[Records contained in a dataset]
## Begin
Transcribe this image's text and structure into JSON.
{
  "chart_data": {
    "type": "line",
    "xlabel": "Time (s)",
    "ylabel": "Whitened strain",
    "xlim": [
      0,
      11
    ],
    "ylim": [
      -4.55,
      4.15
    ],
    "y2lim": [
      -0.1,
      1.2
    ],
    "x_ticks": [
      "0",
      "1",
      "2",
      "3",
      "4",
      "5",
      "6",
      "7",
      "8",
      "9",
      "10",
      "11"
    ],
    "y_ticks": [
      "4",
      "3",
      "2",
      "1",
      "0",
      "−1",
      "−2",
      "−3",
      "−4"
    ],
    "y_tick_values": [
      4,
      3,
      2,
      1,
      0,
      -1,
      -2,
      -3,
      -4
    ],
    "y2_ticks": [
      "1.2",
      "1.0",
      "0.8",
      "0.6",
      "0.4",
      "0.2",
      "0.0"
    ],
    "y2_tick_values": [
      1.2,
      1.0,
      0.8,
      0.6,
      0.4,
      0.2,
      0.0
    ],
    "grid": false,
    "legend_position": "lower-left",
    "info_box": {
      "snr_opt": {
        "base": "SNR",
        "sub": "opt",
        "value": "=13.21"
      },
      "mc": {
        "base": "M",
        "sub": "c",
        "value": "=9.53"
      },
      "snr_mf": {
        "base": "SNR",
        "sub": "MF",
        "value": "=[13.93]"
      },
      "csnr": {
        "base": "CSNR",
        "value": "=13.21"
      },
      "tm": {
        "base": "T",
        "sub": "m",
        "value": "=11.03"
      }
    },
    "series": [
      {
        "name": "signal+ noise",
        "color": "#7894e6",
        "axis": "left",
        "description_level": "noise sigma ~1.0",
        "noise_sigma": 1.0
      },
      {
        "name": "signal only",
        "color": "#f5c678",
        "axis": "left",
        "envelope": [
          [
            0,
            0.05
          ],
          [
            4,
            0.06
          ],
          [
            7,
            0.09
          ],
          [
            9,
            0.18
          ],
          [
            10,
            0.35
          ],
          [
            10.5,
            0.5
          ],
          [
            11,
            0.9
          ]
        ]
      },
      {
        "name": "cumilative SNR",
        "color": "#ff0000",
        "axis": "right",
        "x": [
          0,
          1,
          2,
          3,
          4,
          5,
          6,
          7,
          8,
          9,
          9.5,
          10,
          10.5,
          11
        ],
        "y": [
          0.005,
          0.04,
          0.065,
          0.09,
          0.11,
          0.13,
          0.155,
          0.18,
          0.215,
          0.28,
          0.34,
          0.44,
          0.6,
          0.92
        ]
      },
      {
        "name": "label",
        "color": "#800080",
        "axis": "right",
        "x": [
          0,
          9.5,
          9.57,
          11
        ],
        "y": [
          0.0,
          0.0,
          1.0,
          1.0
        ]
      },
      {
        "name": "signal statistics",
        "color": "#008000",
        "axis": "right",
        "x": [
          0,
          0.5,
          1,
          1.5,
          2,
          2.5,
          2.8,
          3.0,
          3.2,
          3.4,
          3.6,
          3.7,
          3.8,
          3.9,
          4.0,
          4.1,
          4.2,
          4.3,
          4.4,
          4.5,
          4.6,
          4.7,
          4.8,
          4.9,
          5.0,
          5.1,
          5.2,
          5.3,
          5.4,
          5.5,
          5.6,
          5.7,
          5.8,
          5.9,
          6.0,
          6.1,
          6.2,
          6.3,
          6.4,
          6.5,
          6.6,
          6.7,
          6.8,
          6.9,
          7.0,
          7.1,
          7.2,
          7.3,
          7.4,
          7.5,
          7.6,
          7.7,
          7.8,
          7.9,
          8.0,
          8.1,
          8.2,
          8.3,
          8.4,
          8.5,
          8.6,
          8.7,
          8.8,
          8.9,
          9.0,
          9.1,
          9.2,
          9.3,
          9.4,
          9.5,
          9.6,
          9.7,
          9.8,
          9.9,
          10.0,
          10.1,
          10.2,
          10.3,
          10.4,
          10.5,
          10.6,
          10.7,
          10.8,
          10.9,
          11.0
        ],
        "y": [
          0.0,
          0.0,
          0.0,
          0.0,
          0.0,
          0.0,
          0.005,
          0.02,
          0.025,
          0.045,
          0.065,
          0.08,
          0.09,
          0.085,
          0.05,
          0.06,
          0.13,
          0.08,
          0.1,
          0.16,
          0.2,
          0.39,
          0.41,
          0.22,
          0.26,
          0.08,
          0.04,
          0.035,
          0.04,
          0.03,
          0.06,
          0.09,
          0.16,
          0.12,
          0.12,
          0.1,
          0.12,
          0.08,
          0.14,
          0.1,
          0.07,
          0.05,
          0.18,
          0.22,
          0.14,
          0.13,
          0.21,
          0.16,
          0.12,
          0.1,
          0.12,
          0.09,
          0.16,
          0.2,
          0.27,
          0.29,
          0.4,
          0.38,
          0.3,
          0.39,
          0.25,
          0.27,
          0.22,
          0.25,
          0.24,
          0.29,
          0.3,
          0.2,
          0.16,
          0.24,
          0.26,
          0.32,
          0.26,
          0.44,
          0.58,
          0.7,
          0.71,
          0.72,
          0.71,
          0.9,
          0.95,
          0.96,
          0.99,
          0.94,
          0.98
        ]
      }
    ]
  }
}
## End
● **GIVEN EXERCISE**
Gather up, from the records above, each line where the word "base" appears.

● **FINAL RESULT**
        "base": "SNR",
        "base": "M",
        "base": "SNR",
        "base": "CSNR",
        "base": "T",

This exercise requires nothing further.